**Text passage**:
>>>

Rethinking Home at the Cooper Hewitt
One crisp November night at the Cooper Hewitt Smithsonian Design Museum, a joyful Lenape round dance hummed to a crescendo as the sun set over the museum’s garden. Guests at the opening night of Making Home—the design triennial co-curated by Alexandra Cunningham Cameron, Christina L. De León, and Michelle Joan Wilkinson—joined in, growing this circle and adding outside voices to the harmony of Lenape leaders. This gesture towards community was one small piece of a gorgeous, thoughtful exhibition that disassembled as much as it constructed, presenting works as human as they are rigorous and scholarly.
Making Home includes 25 projects, involving over 200 people, that present questions and ideas about what home means, how homes are made, and what homes can do. The Cooper Hewitt is the only Smithsonian museum dedicated to design, with past exhibitions ranging from fashion, architecture, textiles, and furniture—any tool that touches human life. Their program is wide ranging, yet this is the first exhibition that has approached design from such an untraditional point of view. “I think it’s important to acknowledge curatorial work as coming from a place of subjectivity, because it’s a way to talk about bias in culture and contemporary design,” says Cunnningham Cameron.
You can’t help but wonder what Andrew Carnegie—the richest man in the world during his lifetime whose home now serves as the Cooper Hewitt's only location—would think of the use his former home is now put to. When architecture firm Babb, Cook & Willard broke ground on the mansion in 1899, the Upper East Side was relatively desolate as far as residences went—especially for the industrial magnates that made up Carnegie’s peers. Carnegie’s foresight allowed for a graciously apportioned manse with 64 rooms alongside a sumptuous garden that would withstand the starts and fits of New York’s growth.
An Acknowledgement of What Came Before
A few steps back inside from that garden, feathered Lenape capes conceived by Joe Baker, co-founder of the Lenape Center, hang from the ceiling of what was once the Carnegie’s reception room. The capes were made in conjunction with young members of his community as a teaching tool—as valuable in their construction as they are in their final form.

<<<

**Dataset records**:
>>>

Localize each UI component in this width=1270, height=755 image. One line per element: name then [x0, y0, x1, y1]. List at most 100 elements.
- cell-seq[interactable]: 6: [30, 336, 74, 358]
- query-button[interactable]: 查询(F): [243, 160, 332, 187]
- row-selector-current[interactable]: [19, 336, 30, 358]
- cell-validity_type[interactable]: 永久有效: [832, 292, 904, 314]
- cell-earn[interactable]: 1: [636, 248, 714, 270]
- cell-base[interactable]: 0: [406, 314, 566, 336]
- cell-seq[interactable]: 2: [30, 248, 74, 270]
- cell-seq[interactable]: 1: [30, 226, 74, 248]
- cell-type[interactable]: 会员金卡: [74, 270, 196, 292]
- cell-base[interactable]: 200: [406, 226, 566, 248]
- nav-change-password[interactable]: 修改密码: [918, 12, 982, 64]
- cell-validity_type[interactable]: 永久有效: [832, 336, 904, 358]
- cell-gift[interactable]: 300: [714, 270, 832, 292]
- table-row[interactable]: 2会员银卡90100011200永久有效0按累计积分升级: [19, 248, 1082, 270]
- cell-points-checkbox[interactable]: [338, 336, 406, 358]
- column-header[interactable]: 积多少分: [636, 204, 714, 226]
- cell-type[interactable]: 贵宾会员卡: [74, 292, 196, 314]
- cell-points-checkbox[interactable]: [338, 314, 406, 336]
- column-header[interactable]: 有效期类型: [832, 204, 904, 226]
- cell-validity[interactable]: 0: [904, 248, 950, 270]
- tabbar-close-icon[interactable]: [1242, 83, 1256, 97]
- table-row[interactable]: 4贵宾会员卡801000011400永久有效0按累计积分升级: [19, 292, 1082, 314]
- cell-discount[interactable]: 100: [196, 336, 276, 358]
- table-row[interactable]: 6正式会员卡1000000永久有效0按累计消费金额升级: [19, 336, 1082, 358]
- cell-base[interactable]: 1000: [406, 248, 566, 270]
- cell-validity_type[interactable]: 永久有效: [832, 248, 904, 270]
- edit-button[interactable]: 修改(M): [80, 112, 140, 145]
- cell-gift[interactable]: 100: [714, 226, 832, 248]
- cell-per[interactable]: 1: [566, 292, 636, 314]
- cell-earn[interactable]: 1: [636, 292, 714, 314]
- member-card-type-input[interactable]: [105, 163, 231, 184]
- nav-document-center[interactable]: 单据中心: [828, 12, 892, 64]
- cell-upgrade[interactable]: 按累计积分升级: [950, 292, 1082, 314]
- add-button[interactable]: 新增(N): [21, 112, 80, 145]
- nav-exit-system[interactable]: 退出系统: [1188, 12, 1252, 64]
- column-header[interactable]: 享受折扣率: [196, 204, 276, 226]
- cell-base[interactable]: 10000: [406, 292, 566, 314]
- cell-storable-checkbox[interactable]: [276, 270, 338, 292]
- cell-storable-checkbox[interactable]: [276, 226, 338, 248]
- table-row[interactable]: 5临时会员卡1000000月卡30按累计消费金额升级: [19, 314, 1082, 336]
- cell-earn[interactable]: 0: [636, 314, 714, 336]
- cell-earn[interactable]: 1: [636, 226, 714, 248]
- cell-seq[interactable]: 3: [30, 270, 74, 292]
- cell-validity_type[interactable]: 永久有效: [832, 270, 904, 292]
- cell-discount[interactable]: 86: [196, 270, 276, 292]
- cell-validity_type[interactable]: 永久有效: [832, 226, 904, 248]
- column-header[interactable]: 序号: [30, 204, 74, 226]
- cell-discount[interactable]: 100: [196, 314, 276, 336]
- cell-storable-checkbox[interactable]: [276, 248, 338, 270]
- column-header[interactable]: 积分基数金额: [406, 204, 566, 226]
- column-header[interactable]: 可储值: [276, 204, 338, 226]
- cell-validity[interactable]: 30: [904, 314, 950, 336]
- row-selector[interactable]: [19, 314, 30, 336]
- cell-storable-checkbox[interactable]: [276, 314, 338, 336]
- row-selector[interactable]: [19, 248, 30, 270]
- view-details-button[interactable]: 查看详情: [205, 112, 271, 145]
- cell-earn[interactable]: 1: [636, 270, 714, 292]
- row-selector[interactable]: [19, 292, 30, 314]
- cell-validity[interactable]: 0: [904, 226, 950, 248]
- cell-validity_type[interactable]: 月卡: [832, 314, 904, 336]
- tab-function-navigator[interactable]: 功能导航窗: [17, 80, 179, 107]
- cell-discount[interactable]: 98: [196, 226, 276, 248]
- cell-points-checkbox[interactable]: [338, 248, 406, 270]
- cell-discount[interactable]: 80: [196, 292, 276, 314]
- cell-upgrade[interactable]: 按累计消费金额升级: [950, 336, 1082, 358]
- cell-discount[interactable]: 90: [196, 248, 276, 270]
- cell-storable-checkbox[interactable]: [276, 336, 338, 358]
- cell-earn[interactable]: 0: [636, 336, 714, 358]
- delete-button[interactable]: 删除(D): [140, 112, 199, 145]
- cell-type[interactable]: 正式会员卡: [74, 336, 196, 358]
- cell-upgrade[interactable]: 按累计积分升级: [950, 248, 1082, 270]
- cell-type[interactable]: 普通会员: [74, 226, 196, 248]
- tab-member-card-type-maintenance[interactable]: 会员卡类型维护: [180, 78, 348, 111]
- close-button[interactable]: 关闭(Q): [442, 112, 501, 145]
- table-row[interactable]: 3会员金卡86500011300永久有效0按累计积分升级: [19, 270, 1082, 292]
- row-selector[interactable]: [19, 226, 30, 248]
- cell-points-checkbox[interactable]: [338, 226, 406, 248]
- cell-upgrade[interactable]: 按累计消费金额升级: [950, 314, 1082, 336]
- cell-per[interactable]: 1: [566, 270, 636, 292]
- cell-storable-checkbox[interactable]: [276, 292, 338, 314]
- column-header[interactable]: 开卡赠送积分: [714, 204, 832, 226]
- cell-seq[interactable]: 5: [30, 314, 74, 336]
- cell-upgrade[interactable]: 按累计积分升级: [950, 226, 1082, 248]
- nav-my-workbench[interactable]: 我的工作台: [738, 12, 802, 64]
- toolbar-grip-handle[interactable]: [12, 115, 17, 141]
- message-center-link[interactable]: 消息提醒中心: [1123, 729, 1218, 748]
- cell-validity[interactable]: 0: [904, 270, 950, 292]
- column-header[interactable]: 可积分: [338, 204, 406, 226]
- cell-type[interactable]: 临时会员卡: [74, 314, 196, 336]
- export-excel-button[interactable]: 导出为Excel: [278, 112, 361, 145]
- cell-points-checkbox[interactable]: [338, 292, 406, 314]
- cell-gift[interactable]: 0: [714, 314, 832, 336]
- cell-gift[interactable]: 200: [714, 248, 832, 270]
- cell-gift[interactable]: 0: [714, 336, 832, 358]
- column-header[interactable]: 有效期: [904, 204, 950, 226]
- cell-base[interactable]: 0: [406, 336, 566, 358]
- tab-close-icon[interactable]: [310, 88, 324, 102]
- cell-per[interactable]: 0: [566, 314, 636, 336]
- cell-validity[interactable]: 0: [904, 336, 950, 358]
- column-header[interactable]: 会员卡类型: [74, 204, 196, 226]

<<<

**Problems to solve**:
a - Check each statement against the Cooper Hewitt article above. Answer yes or no for each, and quote the exact words from the article that settle it. (i) Making Home includes 25 projects involving more than 200 people. (ii) The Carnegie mansion has 46 rooms. (iii) Joe Baker made the feathered capes on his own.
b - Print everything in the Cooper Hewitt article from "Making Home includes" down to "says Cunnningham Cameron.".

**Results**:
a -
(i) Yes: "Making Home includes 25 projects, involving over 200 people"
(ii) No: "a graciously apportioned manse with 64 rooms"
(iii) No: "The capes were made in conjunction with young members of his community"

b -
Making Home includes 25 projects, involving over 200 people, that present questions and ideas about what home means, how homes are made, and what homes can do. The Cooper Hewitt is the only Smithsonian museum dedicated to design, with past exhibitions ranging from fashion, architecture, textiles, and furniture—any tool that touches human life. Their program is wide ranging, yet this is the first exhibition that has approached design from such an untraditional point of view. “I think it’s important to acknowledge curatorial work as coming from a place of subjectivity, because it’s a way to talk about bias in culture and contemporary design,” says Cunnningham Cameron.